### Required work
Convert all of the following rows into a numbered list, omitting any blank lines.

### Records
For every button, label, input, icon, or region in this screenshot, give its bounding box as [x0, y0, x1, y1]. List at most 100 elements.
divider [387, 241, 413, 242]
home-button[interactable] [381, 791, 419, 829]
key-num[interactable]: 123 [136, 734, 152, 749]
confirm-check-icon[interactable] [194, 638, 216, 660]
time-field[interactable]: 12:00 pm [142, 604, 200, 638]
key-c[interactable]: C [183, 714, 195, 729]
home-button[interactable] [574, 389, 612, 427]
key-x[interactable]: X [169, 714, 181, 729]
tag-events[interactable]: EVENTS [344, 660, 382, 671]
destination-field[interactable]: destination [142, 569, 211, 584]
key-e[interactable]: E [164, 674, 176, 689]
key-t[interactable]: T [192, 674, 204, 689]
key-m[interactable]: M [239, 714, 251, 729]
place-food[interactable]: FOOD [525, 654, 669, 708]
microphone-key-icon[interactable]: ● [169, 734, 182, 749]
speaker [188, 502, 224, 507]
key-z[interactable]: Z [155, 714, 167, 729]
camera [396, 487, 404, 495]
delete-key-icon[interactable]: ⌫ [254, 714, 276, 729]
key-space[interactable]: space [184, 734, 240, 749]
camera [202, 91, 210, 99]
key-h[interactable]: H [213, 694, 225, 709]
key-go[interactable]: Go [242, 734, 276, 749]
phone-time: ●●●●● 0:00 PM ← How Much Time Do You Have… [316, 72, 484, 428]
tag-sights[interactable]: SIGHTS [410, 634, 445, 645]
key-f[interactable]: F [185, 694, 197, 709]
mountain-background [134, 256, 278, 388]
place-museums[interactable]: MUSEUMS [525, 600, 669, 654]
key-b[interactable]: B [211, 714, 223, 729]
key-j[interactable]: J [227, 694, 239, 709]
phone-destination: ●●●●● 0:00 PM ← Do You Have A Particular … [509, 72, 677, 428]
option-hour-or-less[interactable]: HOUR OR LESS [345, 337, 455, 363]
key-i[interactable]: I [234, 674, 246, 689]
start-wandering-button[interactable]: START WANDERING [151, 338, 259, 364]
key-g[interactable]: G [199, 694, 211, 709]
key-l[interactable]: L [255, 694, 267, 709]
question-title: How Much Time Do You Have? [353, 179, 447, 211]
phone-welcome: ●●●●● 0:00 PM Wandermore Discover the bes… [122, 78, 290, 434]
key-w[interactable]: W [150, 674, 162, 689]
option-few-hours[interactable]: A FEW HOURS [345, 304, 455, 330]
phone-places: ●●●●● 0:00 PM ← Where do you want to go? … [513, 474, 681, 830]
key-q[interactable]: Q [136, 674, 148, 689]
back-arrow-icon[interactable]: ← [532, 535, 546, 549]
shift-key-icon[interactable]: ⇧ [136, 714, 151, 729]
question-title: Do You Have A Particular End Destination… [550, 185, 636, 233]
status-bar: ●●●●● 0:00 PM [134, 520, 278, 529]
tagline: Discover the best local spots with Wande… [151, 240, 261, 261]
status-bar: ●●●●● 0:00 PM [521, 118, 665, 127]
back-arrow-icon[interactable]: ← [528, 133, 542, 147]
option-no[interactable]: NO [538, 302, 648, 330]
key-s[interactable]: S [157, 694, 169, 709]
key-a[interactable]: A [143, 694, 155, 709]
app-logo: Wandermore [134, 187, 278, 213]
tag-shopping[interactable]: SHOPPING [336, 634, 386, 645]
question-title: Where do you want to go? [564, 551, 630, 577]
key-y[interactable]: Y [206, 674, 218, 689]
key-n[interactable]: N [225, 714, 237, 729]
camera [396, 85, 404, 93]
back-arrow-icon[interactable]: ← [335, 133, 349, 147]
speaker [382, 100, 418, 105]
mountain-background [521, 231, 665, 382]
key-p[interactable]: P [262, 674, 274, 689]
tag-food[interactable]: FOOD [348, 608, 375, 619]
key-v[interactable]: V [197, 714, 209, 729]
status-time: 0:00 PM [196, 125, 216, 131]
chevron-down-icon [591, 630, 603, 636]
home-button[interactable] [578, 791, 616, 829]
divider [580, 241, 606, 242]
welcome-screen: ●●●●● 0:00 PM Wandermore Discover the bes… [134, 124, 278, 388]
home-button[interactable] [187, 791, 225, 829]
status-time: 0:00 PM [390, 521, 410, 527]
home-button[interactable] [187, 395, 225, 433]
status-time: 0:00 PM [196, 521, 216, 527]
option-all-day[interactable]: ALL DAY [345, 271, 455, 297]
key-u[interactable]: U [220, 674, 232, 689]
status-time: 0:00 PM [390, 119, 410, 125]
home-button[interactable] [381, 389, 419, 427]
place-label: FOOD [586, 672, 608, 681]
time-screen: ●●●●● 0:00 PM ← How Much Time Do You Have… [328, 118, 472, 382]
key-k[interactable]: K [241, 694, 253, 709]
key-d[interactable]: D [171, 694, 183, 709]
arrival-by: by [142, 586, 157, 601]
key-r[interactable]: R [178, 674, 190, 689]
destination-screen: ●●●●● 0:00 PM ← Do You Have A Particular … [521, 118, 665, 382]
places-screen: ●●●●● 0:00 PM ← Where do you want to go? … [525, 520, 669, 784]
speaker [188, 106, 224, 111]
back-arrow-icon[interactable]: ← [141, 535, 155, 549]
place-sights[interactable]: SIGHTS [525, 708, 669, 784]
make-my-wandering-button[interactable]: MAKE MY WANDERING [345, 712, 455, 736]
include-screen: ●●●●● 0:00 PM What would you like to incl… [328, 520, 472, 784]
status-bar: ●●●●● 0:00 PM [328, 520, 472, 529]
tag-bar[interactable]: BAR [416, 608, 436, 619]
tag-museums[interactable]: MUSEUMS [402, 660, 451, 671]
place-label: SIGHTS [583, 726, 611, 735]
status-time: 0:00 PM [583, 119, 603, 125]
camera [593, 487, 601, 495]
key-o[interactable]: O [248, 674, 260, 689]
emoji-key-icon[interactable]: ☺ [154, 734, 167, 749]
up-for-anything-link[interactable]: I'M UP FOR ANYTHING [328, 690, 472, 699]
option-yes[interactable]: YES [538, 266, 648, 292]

### The completed task
1. For every button, label, input, icon, or region in this screenshot, give its bounding box as [x0, y0, x1, y1]. List at most 100 elements.
2. divider [387, 241, 413, 242]
3. home-button[interactable] [381, 791, 419, 829]
4. key-num[interactable]: 123 [136, 734, 152, 749]
5. confirm-check-icon[interactable] [194, 638, 216, 660]
6. time-field[interactable]: 12:00 pm [142, 604, 200, 638]
7. key-c[interactable]: C [183, 714, 195, 729]
8. home-button[interactable] [574, 389, 612, 427]
9. key-x[interactable]: X [169, 714, 181, 729]
10. tag-events[interactable]: EVENTS [344, 660, 382, 671]
11. destination-field[interactable]: destination [142, 569, 211, 584]
12. key-e[interactable]: E [164, 674, 176, 689]
13. key-t[interactable]: T [192, 674, 204, 689]
14. key-m[interactable]: M [239, 714, 251, 729]
15. place-food[interactable]: FOOD [525, 654, 669, 708]
16. microphone-key-icon[interactable]: ● [169, 734, 182, 749]
17. speaker [188, 502, 224, 507]
18. key-z[interactable]: Z [155, 714, 167, 729]
19. camera [396, 487, 404, 495]
20. delete-key-icon[interactable]: ⌫ [254, 714, 276, 729]
21. key-space[interactable]: space [184, 734, 240, 749]
22. camera [202, 91, 210, 99]
23. key-h[interactable]: H [213, 694, 225, 709]
24. key-go[interactable]: Go [242, 734, 276, 749]
25. phone-time: ●●●●● 0:00 PM ← How Much Time Do You Have… [316, 72, 484, 428]
26. tag-sights[interactable]: SIGHTS [410, 634, 445, 645]
27. key-f[interactable]: F [185, 694, 197, 709]
28. mountain-background [134, 256, 278, 388]
29. place-museums[interactable]: MUSEUMS [525, 600, 669, 654]
30. key-b[interactable]: B [211, 714, 223, 729]
31. key-j[interactable]: J [227, 694, 239, 709]
32. phone-destination: ●●●●● 0:00 PM ← Do You Have A Particular … [509, 72, 677, 428]
33. option-hour-or-less[interactable]: HOUR OR LESS [345, 337, 455, 363]
34. key-i[interactable]: I [234, 674, 246, 689]
35. start-wandering-button[interactable]: START WANDERING [151, 338, 259, 364]
36. key-g[interactable]: G [199, 694, 211, 709]
37. key-l[interactable]: L [255, 694, 267, 709]
38. question-title: How Much Time Do You Have? [353, 179, 447, 211]
39. phone-welcome: ●●●●● 0:00 PM Wandermore Discover the bes… [122, 78, 290, 434]
40. key-w[interactable]: W [150, 674, 162, 689]
41. option-few-hours[interactable]: A FEW HOURS [345, 304, 455, 330]
42. phone-places: ●●●●● 0:00 PM ← Where do you want to go? … [513, 474, 681, 830]
43. key-q[interactable]: Q [136, 674, 148, 689]
44. back-arrow-icon[interactable]: ← [532, 535, 546, 549]
45. shift-key-icon[interactable]: ⇧ [136, 714, 151, 729]
46. question-title: Do You Have A Particular End Destination… [550, 185, 636, 233]
47. status-bar: ●●●●● 0:00 PM [134, 520, 278, 529]
48. tagline: Discover the best local spots with Wande… [151, 240, 261, 261]
49. status-bar: ●●●●● 0:00 PM [521, 118, 665, 127]
50. back-arrow-icon[interactable]: ← [528, 133, 542, 147]
51. option-no[interactable]: NO [538, 302, 648, 330]
52. key-s[interactable]: S [157, 694, 169, 709]
53. key-a[interactable]: A [143, 694, 155, 709]
54. app-logo: Wandermore [134, 187, 278, 213]
55. tag-shopping[interactable]: SHOPPING [336, 634, 386, 645]
56. question-title: Where do you want to go? [564, 551, 630, 577]
57. key-y[interactable]: Y [206, 674, 218, 689]
58. key-n[interactable]: N [225, 714, 237, 729]
59. camera [396, 85, 404, 93]
60. back-arrow-icon[interactable]: ← [335, 133, 349, 147]
61. speaker [382, 100, 418, 105]
62. mountain-background [521, 231, 665, 382]
63. key-p[interactable]: P [262, 674, 274, 689]
64. tag-food[interactable]: FOOD [348, 608, 375, 619]
65. key-v[interactable]: V [197, 714, 209, 729]
66. status-time: 0:00 PM [196, 125, 216, 131]
67. chevron-down-icon [591, 630, 603, 636]
68. home-button[interactable] [578, 791, 616, 829]
69. divider [580, 241, 606, 242]
70. welcome-screen: ●●●●● 0:00 PM Wandermore Discover the bes… [134, 124, 278, 388]
71. home-button[interactable] [187, 791, 225, 829]
72. status-time: 0:00 PM [390, 521, 410, 527]
73. home-button[interactable] [187, 395, 225, 433]
74. status-time: 0:00 PM [196, 521, 216, 527]
75. option-all-day[interactable]: ALL DAY [345, 271, 455, 297]
76. key-u[interactable]: U [220, 674, 232, 689]
77. status-time: 0:00 PM [390, 119, 410, 125]
78. home-button[interactable] [381, 389, 419, 427]
79. place-label: FOOD [586, 672, 608, 681]
80. time-screen: ●●●●● 0:00 PM ← How Much Time Do You Have… [328, 118, 472, 382]
81. key-k[interactable]: K [241, 694, 253, 709]
82. key-d[interactable]: D [171, 694, 183, 709]
83. arrival-by: by [142, 586, 157, 601]
84. key-r[interactable]: R [178, 674, 190, 689]
85. destination-screen: ●●●●● 0:00 PM ← Do You Have A Particular … [521, 118, 665, 382]
86. places-screen: ●●●●● 0:00 PM ← Where do you want to go? … [525, 520, 669, 784]
87. speaker [188, 106, 224, 111]
88. back-arrow-icon[interactable]: ← [141, 535, 155, 549]
89. place-sights[interactable]: SIGHTS [525, 708, 669, 784]
90. make-my-wandering-button[interactable]: MAKE MY WANDERING [345, 712, 455, 736]
91. include-screen: ●●●●● 0:00 PM What would you like to incl… [328, 520, 472, 784]
92. status-bar: ●●●●● 0:00 PM [328, 520, 472, 529]
93. tag-bar[interactable]: BAR [416, 608, 436, 619]
94. tag-museums[interactable]: MUSEUMS [402, 660, 451, 671]
95. place-label: SIGHTS [583, 726, 611, 735]
96. status-time: 0:00 PM [583, 119, 603, 125]
97. camera [593, 487, 601, 495]
98. key-o[interactable]: O [248, 674, 260, 689]
99. emoji-key-icon[interactable]: ☺ [154, 734, 167, 749]
100. up-for-anything-link[interactable]: I'M UP FOR ANYTHING [328, 690, 472, 699]
101. option-yes[interactable]: YES [538, 266, 648, 292]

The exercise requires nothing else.